> **Exercise directions**: Please quote the material exactly, every line of it.

Stored records
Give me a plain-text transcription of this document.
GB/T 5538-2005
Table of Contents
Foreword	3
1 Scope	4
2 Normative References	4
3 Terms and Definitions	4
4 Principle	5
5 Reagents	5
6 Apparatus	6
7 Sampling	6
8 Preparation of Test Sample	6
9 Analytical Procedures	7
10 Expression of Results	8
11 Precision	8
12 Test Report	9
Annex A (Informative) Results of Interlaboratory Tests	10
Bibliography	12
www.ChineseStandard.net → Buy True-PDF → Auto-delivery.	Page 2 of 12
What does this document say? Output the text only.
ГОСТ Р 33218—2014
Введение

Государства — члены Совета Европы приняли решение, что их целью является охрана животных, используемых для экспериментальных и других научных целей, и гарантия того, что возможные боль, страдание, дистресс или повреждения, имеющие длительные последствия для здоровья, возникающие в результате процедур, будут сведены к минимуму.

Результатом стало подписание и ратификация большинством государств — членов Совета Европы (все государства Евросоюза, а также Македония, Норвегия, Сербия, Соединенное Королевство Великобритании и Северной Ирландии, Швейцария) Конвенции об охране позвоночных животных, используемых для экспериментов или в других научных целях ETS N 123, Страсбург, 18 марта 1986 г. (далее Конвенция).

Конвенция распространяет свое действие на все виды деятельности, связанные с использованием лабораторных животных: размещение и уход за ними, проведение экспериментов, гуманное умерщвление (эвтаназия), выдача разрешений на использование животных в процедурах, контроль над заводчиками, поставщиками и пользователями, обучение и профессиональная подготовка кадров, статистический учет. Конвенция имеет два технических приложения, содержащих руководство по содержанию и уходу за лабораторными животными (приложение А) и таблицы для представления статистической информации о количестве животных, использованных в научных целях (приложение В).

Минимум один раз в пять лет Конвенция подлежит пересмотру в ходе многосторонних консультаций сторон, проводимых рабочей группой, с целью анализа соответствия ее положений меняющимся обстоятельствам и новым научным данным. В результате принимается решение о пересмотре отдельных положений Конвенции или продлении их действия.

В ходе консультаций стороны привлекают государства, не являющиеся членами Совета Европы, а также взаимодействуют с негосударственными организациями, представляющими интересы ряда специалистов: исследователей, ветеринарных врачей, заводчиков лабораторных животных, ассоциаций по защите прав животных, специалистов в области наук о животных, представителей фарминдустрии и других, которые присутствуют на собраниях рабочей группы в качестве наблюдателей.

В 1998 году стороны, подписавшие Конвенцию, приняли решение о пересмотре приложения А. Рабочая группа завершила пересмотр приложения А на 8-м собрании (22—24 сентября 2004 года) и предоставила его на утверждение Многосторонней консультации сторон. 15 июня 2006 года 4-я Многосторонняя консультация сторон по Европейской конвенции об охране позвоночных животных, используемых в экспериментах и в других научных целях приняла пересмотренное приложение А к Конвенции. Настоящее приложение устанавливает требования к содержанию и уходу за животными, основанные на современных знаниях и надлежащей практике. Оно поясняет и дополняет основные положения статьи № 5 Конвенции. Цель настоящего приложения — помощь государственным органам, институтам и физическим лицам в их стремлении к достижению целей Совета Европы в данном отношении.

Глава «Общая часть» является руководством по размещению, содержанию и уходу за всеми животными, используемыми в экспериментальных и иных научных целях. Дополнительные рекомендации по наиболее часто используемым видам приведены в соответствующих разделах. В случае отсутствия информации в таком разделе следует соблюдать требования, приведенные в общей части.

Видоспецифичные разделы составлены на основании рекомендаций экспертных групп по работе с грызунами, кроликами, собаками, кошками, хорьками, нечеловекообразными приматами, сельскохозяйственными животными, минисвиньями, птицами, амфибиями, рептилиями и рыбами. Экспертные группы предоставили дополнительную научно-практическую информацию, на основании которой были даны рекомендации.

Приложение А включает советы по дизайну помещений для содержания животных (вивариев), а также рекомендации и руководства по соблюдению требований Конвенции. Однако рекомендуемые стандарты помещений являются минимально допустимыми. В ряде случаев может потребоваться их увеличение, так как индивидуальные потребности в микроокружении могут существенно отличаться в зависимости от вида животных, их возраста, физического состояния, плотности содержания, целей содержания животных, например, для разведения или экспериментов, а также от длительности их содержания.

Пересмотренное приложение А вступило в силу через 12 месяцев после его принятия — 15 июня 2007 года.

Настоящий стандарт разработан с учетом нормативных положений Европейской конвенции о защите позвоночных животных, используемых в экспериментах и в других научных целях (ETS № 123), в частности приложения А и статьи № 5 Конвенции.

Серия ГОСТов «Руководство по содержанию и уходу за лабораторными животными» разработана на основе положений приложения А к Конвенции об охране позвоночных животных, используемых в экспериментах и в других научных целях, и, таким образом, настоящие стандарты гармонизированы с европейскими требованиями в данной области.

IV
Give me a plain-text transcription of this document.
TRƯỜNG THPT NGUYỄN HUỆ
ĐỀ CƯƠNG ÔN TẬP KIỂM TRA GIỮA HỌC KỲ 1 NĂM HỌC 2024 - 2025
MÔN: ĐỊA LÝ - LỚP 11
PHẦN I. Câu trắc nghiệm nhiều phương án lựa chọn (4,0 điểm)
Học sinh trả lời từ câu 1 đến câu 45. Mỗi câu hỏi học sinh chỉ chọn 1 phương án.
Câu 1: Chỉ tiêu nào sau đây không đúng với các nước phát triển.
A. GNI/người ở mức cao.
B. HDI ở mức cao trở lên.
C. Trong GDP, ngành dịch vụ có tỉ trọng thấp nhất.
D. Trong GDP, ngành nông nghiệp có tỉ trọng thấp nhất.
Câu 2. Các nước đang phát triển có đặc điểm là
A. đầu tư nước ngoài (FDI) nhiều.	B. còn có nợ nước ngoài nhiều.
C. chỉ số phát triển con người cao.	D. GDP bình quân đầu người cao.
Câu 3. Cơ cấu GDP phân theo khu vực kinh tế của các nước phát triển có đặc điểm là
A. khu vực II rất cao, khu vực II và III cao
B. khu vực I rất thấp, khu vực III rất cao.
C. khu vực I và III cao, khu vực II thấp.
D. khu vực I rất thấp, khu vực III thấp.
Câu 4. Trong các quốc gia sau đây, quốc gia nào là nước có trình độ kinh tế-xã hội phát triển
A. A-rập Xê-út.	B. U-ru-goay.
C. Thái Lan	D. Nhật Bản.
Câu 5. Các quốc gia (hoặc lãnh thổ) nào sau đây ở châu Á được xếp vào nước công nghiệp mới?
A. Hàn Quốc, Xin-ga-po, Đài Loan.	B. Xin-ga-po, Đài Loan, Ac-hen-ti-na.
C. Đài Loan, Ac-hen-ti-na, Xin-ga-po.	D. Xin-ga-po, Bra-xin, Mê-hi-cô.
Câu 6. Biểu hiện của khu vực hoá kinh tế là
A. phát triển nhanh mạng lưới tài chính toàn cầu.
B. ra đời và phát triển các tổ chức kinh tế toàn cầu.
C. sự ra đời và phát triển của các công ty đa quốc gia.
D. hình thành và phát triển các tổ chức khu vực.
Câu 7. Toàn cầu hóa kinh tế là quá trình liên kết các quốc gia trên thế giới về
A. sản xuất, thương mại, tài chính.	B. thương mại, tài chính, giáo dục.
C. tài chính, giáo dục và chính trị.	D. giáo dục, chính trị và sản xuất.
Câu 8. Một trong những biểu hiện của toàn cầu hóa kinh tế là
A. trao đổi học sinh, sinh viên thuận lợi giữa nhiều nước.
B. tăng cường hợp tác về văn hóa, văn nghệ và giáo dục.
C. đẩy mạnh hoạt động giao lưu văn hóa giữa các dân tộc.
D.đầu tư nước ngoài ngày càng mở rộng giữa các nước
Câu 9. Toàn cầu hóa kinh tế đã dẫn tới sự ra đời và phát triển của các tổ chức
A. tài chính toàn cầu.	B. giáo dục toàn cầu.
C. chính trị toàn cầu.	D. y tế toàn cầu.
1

> **Answer for the task**:
Give me a plain-text transcription of this document.
GB/T 5538-2005
Table of Contents
Foreword	3
1 Scope	4
2 Normative References	4
3 Terms and Definitions	4
4 Principle	5
5 Reagents	5
6 Apparatus	6
7 Sampling	6
8 Preparation of Test Sample	6
9 Analytical Procedures	7
10 Expression of Results	8
11 Precision	8
12 Test Report	9
Annex A (Informative) Results of Interlaboratory Tests	10
Bibliography	12
www.ChineseStandard.net → Buy True-PDF → Auto-delivery.	Page 2 of 12
What does this document say? Output the text only.
ГОСТ Р 33218—2014
Введение

Государства — члены Совета Европы приняли решение, что их целью является охрана животных, используемых для экспериментальных и других научных целей, и гарантия того, что возможные боль, страдание, дистресс или повреждения, имеющие длительные последствия для здоровья, возникающие в результате процедур, будут сведены к минимуму.

Результатом стало подписание и ратификация большинством государств — членов Совета Европы (все государства Евросоюза, а также Македония, Норвегия, Сербия, Соединенное Королевство Великобритании и Северной Ирландии, Швейцария) Конвенции об охране позвоночных животных, используемых для экспериментов или в других научных целях ETS N 123, Страсбург, 18 марта 1986 г. (далее Конвенция).

Конвенция распространяет свое действие на все виды деятельности, связанные с использованием лабораторных животных: размещение и уход за ними, проведение экспериментов, гуманное умерщвление (эвтаназия), выдача разрешений на использование животных в процедурах, контроль над заводчиками, поставщиками и пользователями, обучение и профессиональная подготовка кадров, статистический учет. Конвенция имеет два технических приложения, содержащих руководство по содержанию и уходу за лабораторными животными (приложение А) и таблицы для представления статистической информации о количестве животных, использованных в научных целях (приложение В).

Минимум один раз в пять лет Конвенция подлежит пересмотру в ходе многосторонних консультаций сторон, проводимых рабочей группой, с целью анализа соответствия ее положений меняющимся обстоятельствам и новым научным данным. В результате принимается решение о пересмотре отдельных положений Конвенции или продлении их действия.

В ходе консультаций стороны привлекают государства, не являющиеся членами Совета Европы, а также взаимодействуют с негосударственными организациями, представляющими интересы ряда специалистов: исследователей, ветеринарных врачей, заводчиков лабораторных животных, ассоциаций по защите прав животных, специалистов в области наук о животных, представителей фарминдустрии и других, которые присутствуют на собраниях рабочей группы в качестве наблюдателей.

В 1998 году стороны, подписавшие Конвенцию, приняли решение о пересмотре приложения А. Рабочая группа завершила пересмотр приложения А на 8-м собрании (22—24 сентября 2004 года) и предоставила его на утверждение Многосторонней консультации сторон. 15 июня 2006 года 4-я Многосторонняя консультация сторон по Европейской конвенции об охране позвоночных животных, используемых в экспериментах и в других научных целях приняла пересмотренное приложение А к Конвенции. Настоящее приложение устанавливает требования к содержанию и уходу за животными, основанные на современных знаниях и надлежащей практике. Оно поясняет и дополняет основные положения статьи № 5 Конвенции. Цель настоящего приложения — помощь государственным органам, институтам и физическим лицам в их стремлении к достижению целей Совета Европы в данном отношении.

Глава «Общая часть» является руководством по размещению, содержанию и уходу за всеми животными, используемыми в экспериментальных и иных научных целях. Дополнительные рекомендации по наиболее часто используемым видам приведены в соответствующих разделах. В случае отсутствия информации в таком разделе следует соблюдать требования, приведенные в общей части.

Видоспецифичные разделы составлены на основании рекомендаций экспертных групп по работе с грызунами, кроликами, собаками, кошками, хорьками, нечеловекообразными приматами, сельскохозяйственными животными, минисвиньями, птицами, амфибиями, рептилиями и рыбами. Экспертные группы предоставили дополнительную научно-практическую информацию, на основании которой были даны рекомендации.

Приложение А включает советы по дизайну помещений для содержания животных (вивариев), а также рекомендации и руководства по соблюдению требований Конвенции. Однако рекомендуемые стандарты помещений являются минимально допустимыми. В ряде случаев может потребоваться их увеличение, так как индивидуальные потребности в микроокружении могут существенно отличаться в зависимости от вида животных, их возраста, физического состояния, плотности содержания, целей содержания животных, например, для разведения или экспериментов, а также от длительности их содержания.

Пересмотренное приложение А вступило в силу через 12 месяцев после его принятия — 15 июня 2007 года.

Настоящий стандарт разработан с учетом нормативных положений Европейской конвенции о защите позвоночных животных, используемых в экспериментах и в других научных целях (ETS № 123), в частности приложения А и статьи № 5 Конвенции.

Серия ГОСТов «Руководство по содержанию и уходу за лабораторными животными» разработана на основе положений приложения А к Конвенции об охране позвоночных животных, используемых в экспериментах и в других научных целях, и, таким образом, настоящие стандарты гармонизированы с европейскими требованиями в данной области.

IV
Give me a plain-text transcription of this document.
TRƯỜNG THPT NGUYỄN HUỆ
ĐỀ CƯƠNG ÔN TẬP KIỂM TRA GIỮA HỌC KỲ 1 NĂM HỌC 2024 - 2025
MÔN: ĐỊA LÝ - LỚP 11
PHẦN I. Câu trắc nghiệm nhiều phương án lựa chọn (4,0 điểm)
Học sinh trả lời từ câu 1 đến câu 45. Mỗi câu hỏi học sinh chỉ chọn 1 phương án.
Câu 1: Chỉ tiêu nào sau đây không đúng với các nước phát triển.
A. GNI/người ở mức cao.
B. HDI ở mức cao trở lên.
C. Trong GDP, ngành dịch vụ có tỉ trọng thấp nhất.
D. Trong GDP, ngành nông nghiệp có tỉ trọng thấp nhất.
Câu 2. Các nước đang phát triển có đặc điểm là
A. đầu tư nước ngoài (FDI) nhiều.	B. còn có nợ nước ngoài nhiều.
C. chỉ số phát triển con người cao.	D. GDP bình quân đầu người cao.
Câu 3. Cơ cấu GDP phân theo khu vực kinh tế của các nước phát triển có đặc điểm là
A. khu vực II rất cao, khu vực II và III cao
B. khu vực I rất thấp, khu vực III rất cao.
C. khu vực I và III cao, khu vực II thấp.
D. khu vực I rất thấp, khu vực III thấp.
Câu 4. Trong các quốc gia sau đây, quốc gia nào là nước có trình độ kinh tế-xã hội phát triển
A. A-rập Xê-út.	B. U-ru-goay.
C. Thái Lan	D. Nhật Bản.
Câu 5. Các quốc gia (hoặc lãnh thổ) nào sau đây ở châu Á được xếp vào nước công nghiệp mới?
A. Hàn Quốc, Xin-ga-po, Đài Loan.	B. Xin-ga-po, Đài Loan, Ac-hen-ti-na.
C. Đài Loan, Ac-hen-ti-na, Xin-ga-po.	D. Xin-ga-po, Bra-xin, Mê-hi-cô.
Câu 6. Biểu hiện của khu vực hoá kinh tế là
A. phát triển nhanh mạng lưới tài chính toàn cầu.
B. ra đời và phát triển các tổ chức kinh tế toàn cầu.
C. sự ra đời và phát triển của các công ty đa quốc gia.
D. hình thành và phát triển các tổ chức khu vực.
Câu 7. Toàn cầu hóa kinh tế là quá trình liên kết các quốc gia trên thế giới về
A. sản xuất, thương mại, tài chính.	B. thương mại, tài chính, giáo dục.
C. tài chính, giáo dục và chính trị.	D. giáo dục, chính trị và sản xuất.
Câu 8. Một trong những biểu hiện của toàn cầu hóa kinh tế là
A. trao đổi học sinh, sinh viên thuận lợi giữa nhiều nước.
B. tăng cường hợp tác về văn hóa, văn nghệ và giáo dục.
C. đẩy mạnh hoạt động giao lưu văn hóa giữa các dân tộc.
D.đầu tư nước ngoài ngày càng mở rộng giữa các nước
Câu 9. Toàn cầu hóa kinh tế đã dẫn tới sự ra đời và phát triển của các tổ chức
A. tài chính toàn cầu.	B. giáo dục toàn cầu.
C. chính trị toàn cầu.	D. y tế toàn cầu.
1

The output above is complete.